Stored data
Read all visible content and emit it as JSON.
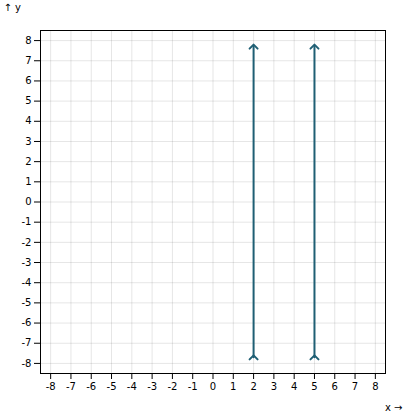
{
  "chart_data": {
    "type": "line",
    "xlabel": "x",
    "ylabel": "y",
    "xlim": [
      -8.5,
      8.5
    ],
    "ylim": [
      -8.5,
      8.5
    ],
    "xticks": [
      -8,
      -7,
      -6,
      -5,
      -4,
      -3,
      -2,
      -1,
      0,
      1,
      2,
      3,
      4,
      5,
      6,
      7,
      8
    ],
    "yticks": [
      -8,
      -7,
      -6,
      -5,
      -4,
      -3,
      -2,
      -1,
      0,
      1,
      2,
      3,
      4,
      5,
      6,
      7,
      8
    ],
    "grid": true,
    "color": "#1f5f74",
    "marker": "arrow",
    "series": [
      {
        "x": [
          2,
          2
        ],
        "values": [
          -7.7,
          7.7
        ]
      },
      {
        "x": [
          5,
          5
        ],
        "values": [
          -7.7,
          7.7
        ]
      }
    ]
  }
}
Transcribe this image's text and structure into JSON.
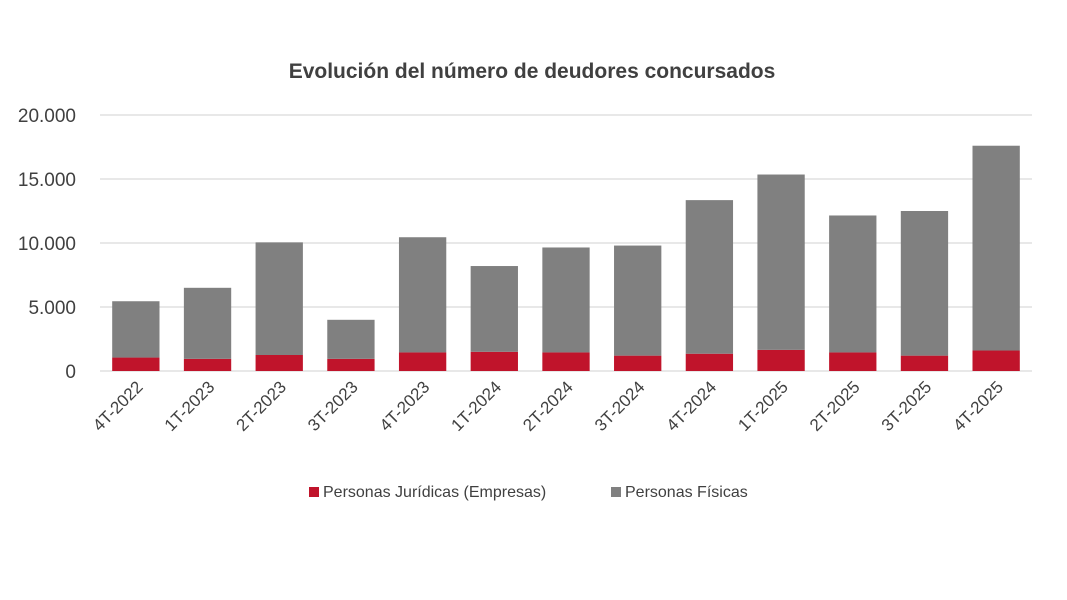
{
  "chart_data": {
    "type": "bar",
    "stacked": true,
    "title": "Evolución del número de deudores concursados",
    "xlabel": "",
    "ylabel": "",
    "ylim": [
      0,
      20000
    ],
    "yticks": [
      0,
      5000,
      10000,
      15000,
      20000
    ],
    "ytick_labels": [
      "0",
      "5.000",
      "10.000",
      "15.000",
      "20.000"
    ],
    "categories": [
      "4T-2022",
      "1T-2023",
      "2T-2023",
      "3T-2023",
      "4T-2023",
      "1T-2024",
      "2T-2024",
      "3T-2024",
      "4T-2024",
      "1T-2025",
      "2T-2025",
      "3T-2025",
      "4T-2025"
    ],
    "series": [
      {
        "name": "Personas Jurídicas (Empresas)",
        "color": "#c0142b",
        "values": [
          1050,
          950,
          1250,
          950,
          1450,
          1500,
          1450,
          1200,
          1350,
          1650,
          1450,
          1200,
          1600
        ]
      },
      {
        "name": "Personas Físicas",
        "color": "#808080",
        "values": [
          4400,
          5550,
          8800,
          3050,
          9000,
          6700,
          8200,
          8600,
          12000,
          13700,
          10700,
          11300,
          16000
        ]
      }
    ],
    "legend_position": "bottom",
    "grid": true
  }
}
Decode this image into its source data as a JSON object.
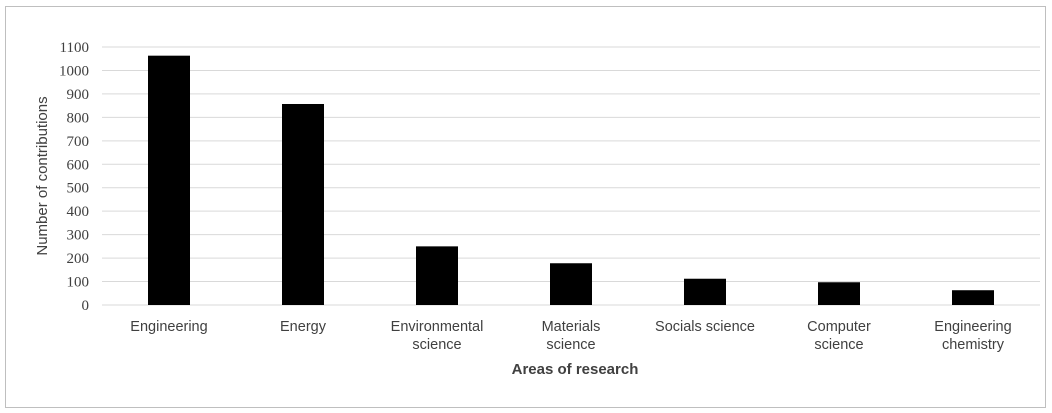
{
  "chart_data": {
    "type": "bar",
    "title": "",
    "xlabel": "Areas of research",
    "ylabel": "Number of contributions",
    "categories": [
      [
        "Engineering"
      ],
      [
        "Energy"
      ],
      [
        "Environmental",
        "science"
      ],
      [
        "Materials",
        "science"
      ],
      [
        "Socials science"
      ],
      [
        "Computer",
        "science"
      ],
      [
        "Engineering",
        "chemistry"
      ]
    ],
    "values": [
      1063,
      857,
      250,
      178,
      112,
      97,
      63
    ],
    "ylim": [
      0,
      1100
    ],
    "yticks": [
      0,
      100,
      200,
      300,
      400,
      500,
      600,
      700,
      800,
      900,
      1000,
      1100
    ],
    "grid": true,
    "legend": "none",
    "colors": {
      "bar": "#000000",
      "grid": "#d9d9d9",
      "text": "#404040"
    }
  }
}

---

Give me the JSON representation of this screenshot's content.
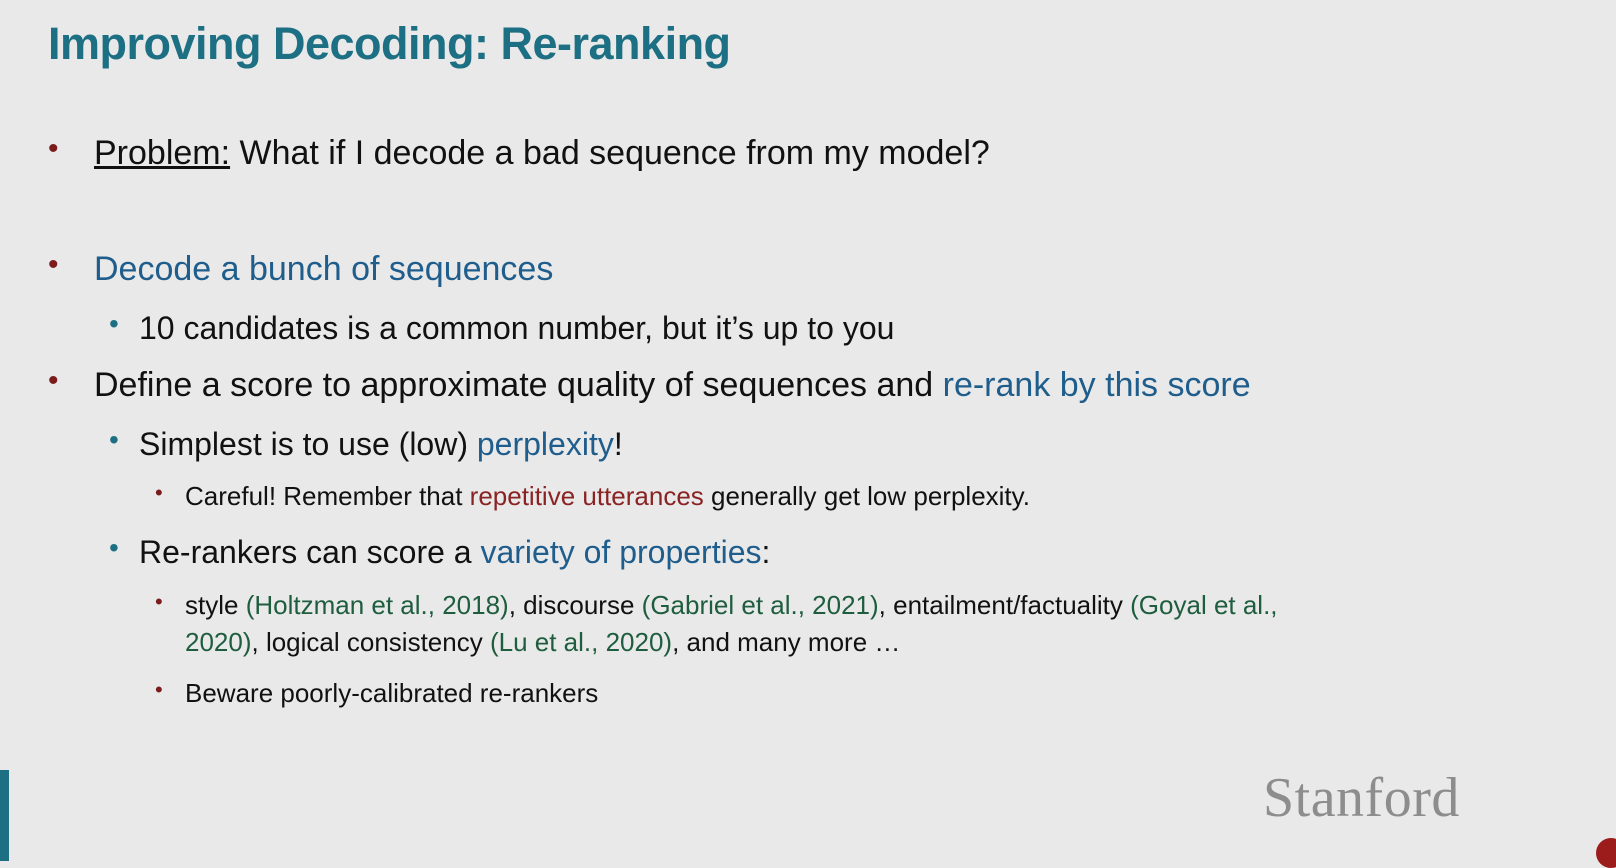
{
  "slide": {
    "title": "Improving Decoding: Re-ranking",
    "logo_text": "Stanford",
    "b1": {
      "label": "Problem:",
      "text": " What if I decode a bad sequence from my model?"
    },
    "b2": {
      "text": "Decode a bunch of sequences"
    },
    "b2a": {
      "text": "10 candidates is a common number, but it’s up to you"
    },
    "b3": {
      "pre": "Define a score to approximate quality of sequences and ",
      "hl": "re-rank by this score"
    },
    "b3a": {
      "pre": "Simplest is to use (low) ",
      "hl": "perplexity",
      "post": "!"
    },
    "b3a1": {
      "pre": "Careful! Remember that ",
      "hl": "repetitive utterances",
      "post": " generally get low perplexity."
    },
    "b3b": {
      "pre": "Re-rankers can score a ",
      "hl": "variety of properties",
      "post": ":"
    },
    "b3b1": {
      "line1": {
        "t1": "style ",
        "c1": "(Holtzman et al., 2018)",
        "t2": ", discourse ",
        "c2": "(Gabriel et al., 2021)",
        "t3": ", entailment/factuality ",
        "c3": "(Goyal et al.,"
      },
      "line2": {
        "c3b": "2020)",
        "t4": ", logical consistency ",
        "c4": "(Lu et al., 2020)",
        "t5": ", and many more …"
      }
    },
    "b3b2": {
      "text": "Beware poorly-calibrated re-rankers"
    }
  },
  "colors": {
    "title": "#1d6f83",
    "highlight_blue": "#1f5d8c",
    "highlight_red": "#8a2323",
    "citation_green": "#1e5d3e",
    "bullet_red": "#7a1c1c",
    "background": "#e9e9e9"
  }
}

Your task
Where a line above contains the string "title", copy that line.

Correct output
    "title": "Evolución del número de deudores concursados",
    "title": "",
    "title": "Improving Decoding: Re-ranking",
    "title": "#1d6f83",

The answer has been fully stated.